[Collected data]
↓↓↓

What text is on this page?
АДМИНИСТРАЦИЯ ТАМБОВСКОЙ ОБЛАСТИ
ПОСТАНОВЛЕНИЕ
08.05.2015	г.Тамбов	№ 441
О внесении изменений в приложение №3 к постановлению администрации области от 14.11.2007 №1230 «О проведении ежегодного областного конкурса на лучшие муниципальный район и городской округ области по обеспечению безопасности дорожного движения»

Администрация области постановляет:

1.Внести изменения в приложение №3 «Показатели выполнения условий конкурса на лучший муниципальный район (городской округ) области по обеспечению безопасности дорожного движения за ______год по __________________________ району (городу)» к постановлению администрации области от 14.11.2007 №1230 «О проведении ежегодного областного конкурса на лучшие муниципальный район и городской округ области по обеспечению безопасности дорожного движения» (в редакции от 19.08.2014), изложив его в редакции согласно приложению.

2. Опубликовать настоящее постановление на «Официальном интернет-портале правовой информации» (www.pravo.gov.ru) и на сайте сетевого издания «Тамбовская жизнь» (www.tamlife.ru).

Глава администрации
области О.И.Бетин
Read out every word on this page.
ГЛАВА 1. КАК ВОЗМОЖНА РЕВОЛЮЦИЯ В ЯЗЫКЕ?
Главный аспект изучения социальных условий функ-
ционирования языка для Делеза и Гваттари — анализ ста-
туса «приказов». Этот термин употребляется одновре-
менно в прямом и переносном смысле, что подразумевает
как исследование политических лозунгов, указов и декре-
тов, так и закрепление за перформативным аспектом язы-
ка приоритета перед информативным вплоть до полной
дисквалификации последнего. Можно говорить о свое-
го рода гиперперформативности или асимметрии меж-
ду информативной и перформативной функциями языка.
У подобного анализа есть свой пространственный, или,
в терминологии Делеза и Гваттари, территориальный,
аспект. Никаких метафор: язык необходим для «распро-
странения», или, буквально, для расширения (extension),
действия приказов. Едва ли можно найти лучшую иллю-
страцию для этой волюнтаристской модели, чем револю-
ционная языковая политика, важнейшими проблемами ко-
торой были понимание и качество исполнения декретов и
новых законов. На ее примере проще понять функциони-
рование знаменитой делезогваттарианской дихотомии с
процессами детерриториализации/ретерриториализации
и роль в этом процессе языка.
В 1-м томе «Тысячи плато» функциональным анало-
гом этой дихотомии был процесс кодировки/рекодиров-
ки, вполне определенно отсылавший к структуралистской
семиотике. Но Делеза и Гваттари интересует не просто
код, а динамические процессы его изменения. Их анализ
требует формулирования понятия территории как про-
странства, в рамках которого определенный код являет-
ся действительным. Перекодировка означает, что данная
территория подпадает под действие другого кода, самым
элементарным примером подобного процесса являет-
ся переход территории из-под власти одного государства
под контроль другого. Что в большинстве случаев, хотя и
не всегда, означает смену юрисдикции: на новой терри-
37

↑↑↑

* Short exercise *
Identify and copy all lines with the word "языка".

* Answer to the problem *
ционирования языка для Делеза и Гваттари — анализ ста-
ду информативной и перформативной функциями языка.
и роль в этом процессе языка.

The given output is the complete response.